Your task: Filter the data below for the string "ensure" and copy each matching line.

Data excerpts:
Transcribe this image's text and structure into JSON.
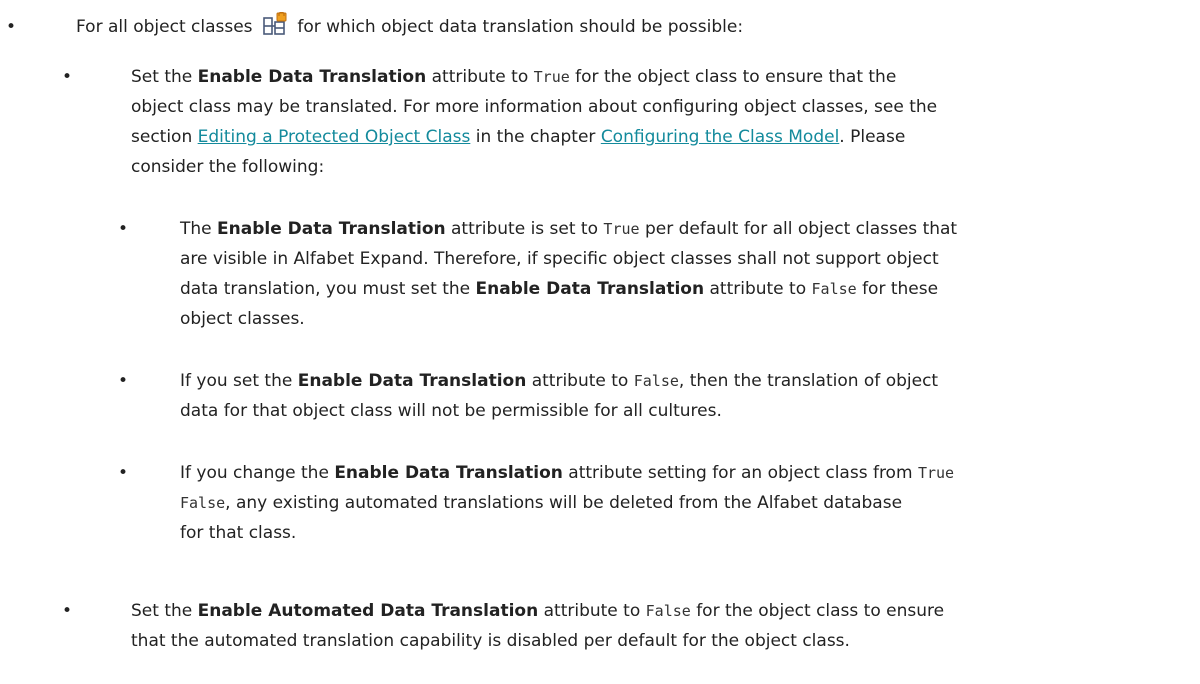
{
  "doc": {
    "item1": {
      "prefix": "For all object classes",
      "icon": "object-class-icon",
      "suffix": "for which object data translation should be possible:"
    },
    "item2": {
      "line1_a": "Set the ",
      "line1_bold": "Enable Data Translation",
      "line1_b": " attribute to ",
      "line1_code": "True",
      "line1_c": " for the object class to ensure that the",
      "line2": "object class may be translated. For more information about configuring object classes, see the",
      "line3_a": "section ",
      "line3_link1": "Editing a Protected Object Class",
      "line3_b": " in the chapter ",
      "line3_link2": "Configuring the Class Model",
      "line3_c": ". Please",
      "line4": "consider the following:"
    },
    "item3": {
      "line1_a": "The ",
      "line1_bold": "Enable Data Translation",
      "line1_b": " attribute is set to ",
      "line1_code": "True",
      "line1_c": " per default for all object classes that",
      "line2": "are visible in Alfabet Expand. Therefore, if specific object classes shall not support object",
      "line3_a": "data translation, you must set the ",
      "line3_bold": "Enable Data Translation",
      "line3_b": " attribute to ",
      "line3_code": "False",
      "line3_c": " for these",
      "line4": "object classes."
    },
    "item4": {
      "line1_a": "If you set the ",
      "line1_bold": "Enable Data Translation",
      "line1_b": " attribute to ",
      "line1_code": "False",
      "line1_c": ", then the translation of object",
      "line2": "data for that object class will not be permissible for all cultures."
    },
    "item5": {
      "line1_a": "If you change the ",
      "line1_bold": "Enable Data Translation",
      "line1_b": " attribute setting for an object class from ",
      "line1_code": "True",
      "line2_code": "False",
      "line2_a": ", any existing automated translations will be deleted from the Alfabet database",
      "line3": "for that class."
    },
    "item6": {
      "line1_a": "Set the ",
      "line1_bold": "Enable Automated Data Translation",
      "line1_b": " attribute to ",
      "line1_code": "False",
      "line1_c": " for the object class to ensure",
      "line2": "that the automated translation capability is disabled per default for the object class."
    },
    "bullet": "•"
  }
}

Written answer:
      "line1_c": " for the object class to ensure that the",
      "line1_c": " for the object class to ensure",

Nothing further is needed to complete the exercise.